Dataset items

====

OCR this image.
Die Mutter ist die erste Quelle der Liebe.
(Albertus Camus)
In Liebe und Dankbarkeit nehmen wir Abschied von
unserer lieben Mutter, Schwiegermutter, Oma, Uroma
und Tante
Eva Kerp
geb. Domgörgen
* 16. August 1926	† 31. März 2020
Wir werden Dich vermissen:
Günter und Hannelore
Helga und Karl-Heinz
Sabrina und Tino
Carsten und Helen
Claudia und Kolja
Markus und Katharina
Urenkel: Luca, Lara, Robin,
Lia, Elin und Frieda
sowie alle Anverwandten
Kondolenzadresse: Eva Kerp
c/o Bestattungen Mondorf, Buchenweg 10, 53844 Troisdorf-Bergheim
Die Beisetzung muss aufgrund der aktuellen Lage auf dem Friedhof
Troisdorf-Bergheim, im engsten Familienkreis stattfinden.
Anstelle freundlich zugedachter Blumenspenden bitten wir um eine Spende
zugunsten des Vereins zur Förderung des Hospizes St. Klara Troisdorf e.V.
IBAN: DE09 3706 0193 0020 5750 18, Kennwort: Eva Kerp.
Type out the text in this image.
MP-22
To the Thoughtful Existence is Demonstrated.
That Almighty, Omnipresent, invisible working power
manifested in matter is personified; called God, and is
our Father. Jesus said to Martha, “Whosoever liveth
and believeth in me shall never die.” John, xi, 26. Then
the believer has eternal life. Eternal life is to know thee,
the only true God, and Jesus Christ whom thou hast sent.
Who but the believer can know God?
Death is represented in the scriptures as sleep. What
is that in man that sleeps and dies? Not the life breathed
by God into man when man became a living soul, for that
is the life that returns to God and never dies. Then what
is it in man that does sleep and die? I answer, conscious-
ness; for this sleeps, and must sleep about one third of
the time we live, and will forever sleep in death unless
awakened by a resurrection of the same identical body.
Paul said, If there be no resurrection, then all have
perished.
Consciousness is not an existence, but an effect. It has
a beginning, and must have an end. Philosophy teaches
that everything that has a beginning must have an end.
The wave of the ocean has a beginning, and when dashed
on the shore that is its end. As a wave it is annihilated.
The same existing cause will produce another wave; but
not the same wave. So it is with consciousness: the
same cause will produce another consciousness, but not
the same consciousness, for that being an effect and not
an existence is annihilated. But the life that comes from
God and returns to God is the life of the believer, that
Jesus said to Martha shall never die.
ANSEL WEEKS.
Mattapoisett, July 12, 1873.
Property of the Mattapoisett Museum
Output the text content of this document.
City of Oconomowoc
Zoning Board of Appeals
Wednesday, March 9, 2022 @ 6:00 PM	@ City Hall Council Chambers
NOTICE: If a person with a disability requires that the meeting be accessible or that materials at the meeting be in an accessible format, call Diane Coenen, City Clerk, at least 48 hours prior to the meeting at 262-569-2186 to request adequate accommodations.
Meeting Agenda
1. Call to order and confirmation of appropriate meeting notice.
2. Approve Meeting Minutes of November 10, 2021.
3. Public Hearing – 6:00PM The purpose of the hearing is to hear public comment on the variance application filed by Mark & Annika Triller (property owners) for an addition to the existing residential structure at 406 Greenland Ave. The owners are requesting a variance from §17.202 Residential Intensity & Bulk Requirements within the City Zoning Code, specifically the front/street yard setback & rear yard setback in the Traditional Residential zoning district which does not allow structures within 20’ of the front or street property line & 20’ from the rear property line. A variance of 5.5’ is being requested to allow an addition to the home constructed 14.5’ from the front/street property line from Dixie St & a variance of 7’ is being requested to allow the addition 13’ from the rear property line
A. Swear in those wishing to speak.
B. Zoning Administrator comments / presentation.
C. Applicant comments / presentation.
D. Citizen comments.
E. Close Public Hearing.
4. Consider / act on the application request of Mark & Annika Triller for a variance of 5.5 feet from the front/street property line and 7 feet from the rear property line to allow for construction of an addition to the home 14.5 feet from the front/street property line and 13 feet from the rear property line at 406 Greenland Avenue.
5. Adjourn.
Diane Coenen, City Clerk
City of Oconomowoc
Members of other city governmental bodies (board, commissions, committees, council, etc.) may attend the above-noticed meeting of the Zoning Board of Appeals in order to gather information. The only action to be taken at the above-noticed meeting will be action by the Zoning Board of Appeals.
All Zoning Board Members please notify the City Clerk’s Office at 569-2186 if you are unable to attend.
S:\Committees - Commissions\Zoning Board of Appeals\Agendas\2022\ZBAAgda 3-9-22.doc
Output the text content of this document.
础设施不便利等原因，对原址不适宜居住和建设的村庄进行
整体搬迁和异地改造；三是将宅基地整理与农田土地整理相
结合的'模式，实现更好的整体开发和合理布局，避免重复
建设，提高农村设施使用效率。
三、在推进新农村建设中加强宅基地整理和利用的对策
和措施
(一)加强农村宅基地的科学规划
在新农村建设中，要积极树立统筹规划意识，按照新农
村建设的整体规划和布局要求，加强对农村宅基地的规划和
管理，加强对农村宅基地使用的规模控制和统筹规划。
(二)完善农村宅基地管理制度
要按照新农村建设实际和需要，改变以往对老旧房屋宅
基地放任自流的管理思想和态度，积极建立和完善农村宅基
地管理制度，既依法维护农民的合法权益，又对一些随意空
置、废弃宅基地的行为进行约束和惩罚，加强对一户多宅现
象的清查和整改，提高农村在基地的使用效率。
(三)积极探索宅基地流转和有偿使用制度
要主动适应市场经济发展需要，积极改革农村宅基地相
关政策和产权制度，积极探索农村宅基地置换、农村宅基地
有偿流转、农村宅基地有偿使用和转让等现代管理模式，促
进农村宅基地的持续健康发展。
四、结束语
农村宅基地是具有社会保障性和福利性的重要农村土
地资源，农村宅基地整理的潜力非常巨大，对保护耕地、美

====

TO BE DONE: Check each line of the data above for the word "presentation", then state how many lines have it. Give the number alone.

SOLUTION FOR THIS TASK: 2